— start of Data supplied —
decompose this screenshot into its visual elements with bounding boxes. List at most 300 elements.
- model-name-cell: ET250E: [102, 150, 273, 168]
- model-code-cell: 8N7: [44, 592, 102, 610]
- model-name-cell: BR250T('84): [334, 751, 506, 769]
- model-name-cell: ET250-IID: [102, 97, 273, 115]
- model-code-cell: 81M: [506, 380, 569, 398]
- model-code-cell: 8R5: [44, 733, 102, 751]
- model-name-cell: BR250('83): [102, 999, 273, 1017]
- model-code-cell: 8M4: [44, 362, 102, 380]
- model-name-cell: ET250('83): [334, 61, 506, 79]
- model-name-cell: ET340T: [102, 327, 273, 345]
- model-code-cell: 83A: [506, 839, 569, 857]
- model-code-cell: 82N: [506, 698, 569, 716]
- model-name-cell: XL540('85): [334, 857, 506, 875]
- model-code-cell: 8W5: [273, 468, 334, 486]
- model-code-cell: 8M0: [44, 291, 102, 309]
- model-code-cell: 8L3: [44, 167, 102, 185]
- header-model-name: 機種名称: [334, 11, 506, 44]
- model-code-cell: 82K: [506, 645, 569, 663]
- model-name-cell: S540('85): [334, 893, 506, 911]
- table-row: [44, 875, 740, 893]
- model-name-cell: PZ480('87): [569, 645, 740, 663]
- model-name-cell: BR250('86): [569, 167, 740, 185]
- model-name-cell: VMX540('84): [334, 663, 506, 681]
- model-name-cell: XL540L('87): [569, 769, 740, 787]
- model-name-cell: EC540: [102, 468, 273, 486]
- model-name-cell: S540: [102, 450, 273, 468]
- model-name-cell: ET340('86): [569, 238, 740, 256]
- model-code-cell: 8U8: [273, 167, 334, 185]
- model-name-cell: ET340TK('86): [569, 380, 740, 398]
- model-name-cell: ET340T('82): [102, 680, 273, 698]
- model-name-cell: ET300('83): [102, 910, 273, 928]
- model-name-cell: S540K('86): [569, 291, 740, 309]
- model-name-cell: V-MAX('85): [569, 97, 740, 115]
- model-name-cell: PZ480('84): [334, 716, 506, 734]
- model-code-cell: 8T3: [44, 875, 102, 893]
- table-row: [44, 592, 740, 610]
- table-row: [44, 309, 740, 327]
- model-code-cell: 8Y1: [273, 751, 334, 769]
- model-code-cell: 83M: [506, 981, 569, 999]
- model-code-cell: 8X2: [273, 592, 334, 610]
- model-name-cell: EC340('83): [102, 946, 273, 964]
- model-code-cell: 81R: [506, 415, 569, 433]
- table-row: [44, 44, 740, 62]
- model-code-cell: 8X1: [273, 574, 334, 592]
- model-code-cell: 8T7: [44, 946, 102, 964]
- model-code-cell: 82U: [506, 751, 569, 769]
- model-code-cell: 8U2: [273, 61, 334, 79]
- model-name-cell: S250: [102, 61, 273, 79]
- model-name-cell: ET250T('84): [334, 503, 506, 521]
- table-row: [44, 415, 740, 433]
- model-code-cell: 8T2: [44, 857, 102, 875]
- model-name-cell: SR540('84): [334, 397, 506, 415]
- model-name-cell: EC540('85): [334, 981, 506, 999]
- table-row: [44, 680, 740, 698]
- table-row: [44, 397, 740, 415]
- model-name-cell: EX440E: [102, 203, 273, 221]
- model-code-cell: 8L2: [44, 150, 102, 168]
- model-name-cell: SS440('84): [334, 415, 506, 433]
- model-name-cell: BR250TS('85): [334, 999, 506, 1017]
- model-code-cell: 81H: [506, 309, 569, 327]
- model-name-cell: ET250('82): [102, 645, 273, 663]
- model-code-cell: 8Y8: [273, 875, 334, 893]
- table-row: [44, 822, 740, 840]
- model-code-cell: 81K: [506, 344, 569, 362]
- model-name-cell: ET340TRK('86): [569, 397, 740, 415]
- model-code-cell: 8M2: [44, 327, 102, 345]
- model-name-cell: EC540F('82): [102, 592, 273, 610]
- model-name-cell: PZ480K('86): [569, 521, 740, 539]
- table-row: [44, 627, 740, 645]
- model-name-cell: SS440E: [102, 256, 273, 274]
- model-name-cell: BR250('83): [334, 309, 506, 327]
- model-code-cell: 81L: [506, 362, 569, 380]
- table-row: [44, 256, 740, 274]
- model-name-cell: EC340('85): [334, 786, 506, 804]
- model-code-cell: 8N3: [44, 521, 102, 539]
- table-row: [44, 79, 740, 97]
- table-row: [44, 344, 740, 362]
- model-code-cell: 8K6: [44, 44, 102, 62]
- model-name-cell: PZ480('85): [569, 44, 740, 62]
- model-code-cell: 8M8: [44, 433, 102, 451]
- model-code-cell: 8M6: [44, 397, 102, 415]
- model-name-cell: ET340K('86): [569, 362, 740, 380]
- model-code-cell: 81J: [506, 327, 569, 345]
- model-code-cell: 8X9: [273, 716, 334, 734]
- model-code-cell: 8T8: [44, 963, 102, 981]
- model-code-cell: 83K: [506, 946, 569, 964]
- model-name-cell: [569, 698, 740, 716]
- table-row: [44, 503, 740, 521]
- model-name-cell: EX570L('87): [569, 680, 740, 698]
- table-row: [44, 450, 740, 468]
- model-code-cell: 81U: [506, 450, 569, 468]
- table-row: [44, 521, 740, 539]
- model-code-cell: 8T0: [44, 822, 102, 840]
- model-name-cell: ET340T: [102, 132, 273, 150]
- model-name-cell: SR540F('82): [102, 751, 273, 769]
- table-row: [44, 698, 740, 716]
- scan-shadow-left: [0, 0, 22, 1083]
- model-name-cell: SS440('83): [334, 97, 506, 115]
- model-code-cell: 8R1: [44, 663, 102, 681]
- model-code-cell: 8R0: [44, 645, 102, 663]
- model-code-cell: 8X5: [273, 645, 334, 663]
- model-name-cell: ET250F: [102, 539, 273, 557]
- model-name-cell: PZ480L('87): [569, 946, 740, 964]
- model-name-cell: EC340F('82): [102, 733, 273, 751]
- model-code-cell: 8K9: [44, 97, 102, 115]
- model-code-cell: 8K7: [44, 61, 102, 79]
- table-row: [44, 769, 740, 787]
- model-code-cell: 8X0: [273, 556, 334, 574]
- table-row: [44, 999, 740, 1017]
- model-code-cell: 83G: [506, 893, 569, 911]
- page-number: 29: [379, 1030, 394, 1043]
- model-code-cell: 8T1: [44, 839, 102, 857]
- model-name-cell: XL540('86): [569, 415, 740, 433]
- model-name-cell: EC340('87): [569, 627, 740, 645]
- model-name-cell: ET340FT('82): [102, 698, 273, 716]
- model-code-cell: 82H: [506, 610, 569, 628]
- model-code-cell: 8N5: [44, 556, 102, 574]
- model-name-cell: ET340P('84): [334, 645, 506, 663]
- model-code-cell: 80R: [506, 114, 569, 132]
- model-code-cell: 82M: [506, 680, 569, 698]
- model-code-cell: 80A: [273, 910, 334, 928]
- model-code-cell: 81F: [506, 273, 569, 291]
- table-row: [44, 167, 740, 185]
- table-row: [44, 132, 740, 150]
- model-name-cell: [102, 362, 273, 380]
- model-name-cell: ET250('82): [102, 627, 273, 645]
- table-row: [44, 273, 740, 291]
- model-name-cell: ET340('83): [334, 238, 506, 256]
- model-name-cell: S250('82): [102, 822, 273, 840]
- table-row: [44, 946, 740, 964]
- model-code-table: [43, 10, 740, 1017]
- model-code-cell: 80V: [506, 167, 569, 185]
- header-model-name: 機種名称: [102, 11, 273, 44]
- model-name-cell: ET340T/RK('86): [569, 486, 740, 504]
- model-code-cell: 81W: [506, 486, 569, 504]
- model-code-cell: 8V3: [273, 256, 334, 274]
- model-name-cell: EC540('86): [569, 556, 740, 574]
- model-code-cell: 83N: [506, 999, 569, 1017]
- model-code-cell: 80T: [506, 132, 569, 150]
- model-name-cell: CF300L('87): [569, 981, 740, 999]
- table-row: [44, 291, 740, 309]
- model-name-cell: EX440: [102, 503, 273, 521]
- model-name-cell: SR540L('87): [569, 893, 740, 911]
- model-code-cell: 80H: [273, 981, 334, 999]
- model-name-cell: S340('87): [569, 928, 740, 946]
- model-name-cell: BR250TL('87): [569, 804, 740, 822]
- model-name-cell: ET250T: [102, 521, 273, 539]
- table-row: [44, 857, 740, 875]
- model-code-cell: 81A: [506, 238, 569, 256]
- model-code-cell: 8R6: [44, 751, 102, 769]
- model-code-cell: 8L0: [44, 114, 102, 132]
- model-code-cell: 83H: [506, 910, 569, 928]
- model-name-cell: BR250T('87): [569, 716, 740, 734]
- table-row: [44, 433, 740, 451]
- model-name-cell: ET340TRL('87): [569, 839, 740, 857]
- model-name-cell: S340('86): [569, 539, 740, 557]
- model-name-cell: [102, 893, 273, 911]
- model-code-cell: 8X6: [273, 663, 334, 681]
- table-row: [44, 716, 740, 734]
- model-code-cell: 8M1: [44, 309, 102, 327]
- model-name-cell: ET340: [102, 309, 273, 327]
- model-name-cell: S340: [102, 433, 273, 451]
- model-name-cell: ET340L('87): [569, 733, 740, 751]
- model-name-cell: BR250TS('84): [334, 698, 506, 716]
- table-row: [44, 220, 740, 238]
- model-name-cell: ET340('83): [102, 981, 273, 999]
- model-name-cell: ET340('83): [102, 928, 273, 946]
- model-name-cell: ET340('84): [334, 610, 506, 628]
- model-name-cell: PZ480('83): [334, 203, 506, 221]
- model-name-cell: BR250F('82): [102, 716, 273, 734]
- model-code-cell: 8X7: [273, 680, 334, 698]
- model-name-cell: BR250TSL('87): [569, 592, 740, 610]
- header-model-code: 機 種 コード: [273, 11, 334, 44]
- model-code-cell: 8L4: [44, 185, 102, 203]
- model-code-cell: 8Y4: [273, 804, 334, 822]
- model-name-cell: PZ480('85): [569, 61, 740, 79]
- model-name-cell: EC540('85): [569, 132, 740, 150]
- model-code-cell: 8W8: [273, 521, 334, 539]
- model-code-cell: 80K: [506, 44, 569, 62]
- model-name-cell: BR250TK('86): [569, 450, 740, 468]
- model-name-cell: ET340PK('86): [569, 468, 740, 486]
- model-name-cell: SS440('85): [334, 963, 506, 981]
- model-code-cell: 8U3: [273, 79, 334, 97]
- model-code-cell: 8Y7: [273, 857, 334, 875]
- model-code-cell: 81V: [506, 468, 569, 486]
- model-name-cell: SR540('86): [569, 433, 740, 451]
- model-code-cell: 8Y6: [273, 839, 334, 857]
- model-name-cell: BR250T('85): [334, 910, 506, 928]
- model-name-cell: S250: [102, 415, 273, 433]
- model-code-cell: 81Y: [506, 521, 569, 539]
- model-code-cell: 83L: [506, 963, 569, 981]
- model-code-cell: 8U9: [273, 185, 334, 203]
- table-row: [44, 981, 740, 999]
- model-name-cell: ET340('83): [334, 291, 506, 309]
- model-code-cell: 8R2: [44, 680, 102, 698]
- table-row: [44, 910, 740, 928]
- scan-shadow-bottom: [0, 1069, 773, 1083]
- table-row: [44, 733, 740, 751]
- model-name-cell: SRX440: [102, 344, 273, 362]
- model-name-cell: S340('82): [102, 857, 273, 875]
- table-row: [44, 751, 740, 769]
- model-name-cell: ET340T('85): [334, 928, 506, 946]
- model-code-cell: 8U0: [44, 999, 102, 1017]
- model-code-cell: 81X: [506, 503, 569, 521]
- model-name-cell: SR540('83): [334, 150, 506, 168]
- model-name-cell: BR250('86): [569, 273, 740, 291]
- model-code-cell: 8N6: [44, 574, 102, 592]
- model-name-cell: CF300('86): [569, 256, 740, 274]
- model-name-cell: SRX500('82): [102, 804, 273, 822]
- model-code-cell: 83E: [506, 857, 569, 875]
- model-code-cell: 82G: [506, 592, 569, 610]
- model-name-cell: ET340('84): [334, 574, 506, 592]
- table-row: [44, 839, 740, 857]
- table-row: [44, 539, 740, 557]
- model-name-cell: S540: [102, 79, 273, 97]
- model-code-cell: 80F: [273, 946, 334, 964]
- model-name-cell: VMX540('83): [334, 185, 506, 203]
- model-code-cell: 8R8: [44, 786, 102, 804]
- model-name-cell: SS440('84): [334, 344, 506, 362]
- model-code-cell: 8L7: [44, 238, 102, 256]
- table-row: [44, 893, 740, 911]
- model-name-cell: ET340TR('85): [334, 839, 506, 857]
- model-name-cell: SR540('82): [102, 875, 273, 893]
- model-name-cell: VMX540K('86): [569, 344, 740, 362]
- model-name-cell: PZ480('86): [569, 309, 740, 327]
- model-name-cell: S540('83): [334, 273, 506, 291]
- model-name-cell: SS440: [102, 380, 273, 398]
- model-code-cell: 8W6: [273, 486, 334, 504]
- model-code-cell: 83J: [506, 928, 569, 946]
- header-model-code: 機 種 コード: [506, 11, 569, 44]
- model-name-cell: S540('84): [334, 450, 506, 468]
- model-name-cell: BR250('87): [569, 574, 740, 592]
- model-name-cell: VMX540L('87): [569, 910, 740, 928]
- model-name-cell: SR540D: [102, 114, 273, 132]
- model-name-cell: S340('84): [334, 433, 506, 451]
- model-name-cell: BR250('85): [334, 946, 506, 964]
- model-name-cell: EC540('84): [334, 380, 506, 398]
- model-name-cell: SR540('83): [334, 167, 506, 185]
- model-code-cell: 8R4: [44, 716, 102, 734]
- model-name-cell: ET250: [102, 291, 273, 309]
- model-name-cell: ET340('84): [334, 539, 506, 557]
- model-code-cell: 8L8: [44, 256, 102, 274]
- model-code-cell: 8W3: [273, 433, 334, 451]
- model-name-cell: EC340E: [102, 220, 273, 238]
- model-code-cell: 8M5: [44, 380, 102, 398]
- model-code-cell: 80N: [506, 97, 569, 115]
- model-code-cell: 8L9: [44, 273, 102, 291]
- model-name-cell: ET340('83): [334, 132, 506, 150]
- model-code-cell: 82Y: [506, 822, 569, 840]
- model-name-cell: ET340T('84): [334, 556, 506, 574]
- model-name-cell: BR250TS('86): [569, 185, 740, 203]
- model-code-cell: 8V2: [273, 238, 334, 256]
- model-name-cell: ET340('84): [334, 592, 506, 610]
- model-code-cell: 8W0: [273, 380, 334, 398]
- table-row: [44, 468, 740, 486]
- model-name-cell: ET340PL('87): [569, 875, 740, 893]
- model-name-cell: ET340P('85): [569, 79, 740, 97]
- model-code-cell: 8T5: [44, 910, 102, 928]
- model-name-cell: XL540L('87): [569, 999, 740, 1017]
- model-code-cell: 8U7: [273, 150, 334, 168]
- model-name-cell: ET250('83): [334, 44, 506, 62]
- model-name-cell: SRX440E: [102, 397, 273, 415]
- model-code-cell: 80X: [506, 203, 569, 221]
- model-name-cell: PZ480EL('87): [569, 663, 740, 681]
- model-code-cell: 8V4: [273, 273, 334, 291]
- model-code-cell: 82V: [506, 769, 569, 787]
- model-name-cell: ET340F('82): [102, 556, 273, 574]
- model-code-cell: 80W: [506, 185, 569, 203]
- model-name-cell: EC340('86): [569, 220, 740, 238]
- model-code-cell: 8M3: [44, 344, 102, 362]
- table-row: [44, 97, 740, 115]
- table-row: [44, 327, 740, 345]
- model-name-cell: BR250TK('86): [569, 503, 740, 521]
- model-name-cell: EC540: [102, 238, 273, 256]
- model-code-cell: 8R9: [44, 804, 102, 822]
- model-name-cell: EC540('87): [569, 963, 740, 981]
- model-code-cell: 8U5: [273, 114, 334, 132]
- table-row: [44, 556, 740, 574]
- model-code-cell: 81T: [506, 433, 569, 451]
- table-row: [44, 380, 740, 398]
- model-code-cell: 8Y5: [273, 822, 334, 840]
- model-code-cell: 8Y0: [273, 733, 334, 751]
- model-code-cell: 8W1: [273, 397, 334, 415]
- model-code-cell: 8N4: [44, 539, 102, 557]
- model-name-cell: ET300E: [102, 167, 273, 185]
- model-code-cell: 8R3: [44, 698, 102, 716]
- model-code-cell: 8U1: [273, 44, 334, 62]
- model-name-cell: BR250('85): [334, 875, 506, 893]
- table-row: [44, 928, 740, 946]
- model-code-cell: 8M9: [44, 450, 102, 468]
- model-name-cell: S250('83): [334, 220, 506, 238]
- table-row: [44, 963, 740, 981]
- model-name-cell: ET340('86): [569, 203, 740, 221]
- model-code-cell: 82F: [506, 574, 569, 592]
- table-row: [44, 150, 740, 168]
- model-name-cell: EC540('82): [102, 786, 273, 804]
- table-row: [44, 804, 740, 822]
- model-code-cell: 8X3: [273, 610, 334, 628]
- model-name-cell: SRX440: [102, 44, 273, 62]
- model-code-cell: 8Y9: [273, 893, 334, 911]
— end of Data supplied —
To be done: Copy the entries from their first line through the line containing "- model-code-cell: 81M: [506, 380, 569, 398]", and replace "decompose" with "break down" while keeping everything else the same.

Result below:
break down this screenshot into its visual elements with bounding boxes. List at most 300 elements.
- model-name-cell: ET250E: [102, 150, 273, 168]
- model-code-cell: 8N7: [44, 592, 102, 610]
- model-name-cell: BR250T('84): [334, 751, 506, 769]
- model-name-cell: ET250-IID: [102, 97, 273, 115]
- model-code-cell: 81M: [506, 380, 569, 398]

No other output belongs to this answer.